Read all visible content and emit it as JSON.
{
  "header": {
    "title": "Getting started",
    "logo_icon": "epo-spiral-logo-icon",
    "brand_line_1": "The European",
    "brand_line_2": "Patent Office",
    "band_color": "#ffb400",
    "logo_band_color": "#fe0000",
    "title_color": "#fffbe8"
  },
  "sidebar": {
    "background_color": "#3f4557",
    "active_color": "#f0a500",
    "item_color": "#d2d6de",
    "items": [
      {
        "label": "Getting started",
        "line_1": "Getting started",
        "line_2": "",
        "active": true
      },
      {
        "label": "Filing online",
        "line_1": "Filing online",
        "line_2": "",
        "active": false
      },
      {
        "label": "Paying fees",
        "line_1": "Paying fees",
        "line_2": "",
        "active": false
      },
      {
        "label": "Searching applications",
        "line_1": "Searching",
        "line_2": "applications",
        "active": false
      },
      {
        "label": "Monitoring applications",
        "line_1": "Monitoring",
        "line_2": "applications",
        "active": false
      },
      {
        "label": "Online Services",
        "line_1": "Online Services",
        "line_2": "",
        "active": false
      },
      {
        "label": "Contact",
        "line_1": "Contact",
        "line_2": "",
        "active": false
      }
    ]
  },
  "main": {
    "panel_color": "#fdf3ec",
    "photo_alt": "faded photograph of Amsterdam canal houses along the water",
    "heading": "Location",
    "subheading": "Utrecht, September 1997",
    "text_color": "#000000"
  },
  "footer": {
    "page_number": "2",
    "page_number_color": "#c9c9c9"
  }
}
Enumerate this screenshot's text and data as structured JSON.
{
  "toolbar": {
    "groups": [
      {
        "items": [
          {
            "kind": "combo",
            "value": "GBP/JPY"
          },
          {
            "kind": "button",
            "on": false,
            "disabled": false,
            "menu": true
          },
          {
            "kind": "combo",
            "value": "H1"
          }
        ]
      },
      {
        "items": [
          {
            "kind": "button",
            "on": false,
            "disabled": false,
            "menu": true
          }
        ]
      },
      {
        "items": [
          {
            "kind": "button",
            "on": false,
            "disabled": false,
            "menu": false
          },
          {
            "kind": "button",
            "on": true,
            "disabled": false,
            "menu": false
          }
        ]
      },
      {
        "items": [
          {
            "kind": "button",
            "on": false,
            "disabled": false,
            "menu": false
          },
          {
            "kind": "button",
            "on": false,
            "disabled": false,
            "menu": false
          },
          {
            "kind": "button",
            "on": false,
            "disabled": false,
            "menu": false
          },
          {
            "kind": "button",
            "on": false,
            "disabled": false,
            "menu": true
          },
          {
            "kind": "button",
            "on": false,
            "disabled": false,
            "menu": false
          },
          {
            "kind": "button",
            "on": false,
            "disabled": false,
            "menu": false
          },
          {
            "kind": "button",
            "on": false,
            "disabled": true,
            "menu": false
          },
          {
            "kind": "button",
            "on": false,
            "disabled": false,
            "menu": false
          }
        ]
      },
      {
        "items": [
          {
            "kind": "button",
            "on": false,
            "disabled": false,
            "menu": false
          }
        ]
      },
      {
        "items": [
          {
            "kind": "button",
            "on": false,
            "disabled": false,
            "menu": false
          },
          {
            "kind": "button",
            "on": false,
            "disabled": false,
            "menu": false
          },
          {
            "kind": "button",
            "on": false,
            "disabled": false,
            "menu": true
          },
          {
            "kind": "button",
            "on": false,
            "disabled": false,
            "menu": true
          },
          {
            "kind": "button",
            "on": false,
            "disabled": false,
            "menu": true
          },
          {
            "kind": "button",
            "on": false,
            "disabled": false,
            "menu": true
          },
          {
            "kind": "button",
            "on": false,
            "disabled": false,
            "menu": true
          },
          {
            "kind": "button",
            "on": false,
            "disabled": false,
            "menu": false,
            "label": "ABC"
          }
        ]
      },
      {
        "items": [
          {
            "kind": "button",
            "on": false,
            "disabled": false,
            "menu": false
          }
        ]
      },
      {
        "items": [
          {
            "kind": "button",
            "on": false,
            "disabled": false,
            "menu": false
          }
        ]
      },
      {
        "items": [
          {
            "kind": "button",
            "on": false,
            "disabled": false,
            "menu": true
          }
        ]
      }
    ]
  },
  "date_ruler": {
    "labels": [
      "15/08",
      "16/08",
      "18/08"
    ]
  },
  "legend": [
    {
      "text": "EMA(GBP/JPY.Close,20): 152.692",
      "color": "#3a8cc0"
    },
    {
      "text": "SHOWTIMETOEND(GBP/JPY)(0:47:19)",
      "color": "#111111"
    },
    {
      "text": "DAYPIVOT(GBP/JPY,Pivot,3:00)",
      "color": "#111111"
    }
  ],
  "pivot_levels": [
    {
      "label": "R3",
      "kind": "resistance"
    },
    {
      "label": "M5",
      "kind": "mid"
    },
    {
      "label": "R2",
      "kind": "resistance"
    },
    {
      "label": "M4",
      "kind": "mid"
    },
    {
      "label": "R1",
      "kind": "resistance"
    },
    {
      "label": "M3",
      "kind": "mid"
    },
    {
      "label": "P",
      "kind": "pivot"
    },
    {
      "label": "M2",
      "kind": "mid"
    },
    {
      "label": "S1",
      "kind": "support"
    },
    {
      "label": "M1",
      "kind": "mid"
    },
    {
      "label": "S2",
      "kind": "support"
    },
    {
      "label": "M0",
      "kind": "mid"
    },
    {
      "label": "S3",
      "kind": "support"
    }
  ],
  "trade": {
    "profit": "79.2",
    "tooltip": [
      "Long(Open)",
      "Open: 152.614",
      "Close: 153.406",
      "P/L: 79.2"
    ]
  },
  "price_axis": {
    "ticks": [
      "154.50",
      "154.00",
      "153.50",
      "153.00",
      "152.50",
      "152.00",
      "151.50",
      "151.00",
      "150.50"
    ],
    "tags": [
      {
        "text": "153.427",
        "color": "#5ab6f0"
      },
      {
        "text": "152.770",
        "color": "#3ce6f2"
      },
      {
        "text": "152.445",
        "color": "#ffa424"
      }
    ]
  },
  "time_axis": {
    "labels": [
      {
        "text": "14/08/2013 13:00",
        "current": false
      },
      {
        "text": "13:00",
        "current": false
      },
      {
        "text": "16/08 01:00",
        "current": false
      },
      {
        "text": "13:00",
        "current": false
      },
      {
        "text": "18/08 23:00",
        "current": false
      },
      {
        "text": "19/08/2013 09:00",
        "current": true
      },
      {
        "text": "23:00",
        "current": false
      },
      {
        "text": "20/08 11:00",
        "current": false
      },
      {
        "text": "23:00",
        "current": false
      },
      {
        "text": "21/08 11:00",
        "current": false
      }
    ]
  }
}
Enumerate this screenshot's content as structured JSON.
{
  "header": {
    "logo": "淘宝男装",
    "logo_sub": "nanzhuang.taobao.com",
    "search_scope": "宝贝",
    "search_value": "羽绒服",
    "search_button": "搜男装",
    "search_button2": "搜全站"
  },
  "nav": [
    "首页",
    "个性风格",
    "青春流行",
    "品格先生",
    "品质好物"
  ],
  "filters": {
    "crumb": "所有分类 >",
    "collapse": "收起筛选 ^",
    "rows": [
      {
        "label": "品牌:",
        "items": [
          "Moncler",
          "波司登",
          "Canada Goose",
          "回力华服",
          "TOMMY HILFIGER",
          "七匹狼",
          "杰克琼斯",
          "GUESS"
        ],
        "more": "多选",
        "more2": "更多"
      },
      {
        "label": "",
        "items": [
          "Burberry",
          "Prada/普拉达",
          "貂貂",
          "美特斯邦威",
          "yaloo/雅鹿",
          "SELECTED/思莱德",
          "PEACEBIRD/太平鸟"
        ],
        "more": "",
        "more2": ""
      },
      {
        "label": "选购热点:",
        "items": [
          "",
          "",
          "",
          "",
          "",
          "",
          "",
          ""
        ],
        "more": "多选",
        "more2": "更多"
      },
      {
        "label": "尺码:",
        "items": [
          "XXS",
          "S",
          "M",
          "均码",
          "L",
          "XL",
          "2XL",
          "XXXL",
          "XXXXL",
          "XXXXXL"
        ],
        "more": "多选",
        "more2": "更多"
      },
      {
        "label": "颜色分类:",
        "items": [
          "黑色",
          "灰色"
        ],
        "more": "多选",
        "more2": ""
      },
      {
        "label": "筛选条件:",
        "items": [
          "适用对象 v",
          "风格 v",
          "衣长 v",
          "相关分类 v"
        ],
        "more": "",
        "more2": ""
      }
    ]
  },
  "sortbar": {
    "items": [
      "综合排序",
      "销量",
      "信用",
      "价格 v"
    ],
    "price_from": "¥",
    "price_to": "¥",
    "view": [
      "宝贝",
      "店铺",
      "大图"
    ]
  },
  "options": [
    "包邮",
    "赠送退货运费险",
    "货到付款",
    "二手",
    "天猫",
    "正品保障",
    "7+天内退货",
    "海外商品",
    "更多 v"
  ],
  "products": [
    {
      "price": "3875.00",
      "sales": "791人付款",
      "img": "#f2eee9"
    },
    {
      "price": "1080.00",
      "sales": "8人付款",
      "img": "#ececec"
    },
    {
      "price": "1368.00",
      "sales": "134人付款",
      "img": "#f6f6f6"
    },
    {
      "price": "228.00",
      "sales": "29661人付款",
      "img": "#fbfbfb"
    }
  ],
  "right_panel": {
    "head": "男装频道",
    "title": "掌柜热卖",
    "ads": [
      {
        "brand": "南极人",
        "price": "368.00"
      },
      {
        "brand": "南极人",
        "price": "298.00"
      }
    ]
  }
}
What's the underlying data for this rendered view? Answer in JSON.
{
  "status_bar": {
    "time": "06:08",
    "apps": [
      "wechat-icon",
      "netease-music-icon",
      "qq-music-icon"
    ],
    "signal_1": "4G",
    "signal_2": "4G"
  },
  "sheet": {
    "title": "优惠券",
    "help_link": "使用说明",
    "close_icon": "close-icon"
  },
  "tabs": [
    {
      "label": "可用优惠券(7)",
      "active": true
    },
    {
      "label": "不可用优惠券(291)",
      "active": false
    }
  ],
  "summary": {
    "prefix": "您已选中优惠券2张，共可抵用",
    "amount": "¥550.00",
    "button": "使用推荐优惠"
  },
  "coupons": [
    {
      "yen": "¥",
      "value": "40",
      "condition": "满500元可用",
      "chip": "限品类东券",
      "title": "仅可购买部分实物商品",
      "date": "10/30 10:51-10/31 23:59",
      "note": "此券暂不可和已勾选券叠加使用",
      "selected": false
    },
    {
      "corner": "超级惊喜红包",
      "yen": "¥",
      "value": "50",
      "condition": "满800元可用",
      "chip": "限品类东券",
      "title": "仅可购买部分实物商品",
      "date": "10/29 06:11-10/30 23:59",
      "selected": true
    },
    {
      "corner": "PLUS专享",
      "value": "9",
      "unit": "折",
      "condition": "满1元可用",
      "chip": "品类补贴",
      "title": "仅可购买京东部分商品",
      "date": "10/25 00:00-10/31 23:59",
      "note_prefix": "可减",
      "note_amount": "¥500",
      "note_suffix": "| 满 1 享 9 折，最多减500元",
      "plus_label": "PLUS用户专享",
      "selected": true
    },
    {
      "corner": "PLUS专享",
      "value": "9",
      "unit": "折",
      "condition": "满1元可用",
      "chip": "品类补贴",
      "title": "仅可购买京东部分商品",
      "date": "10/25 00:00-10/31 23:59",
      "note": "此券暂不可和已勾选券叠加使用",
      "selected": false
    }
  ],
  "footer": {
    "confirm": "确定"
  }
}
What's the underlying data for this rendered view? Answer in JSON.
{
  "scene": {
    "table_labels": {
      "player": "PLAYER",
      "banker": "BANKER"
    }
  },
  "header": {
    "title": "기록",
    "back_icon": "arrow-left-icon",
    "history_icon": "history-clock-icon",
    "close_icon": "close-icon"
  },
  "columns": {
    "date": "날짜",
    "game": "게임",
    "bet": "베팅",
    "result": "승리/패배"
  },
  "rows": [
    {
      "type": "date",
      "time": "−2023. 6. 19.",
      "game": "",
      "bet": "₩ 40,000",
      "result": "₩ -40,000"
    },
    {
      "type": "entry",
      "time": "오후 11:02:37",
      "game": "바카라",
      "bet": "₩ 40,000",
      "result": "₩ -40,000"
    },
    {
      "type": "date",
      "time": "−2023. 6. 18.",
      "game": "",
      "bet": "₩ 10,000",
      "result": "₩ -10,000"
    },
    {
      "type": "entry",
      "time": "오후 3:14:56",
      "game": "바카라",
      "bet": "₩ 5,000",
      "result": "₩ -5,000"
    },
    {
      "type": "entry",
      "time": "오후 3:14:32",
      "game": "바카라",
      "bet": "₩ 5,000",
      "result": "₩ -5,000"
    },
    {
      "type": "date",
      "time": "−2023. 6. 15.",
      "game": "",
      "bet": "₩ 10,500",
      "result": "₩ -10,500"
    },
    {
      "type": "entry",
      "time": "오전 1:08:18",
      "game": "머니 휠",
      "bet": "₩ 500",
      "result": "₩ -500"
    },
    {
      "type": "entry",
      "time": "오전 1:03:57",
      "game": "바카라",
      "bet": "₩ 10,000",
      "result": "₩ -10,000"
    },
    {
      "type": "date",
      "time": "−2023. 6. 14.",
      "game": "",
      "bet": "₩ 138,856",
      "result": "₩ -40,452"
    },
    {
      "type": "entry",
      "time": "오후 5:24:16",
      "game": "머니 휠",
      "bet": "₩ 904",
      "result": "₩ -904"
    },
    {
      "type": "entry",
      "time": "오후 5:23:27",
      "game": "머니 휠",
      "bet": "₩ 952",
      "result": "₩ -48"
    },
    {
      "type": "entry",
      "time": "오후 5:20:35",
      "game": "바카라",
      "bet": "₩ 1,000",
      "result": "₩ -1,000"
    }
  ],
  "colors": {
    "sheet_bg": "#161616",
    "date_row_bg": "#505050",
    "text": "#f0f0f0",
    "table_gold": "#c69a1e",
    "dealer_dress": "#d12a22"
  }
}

◇ ◇ ◇ ◇ ◇ ◇ ◇

Copy all lines of the listing above that contain the string "Monitoring".

        "label": "Monitoring applications",
        "line_1": "Monitoring",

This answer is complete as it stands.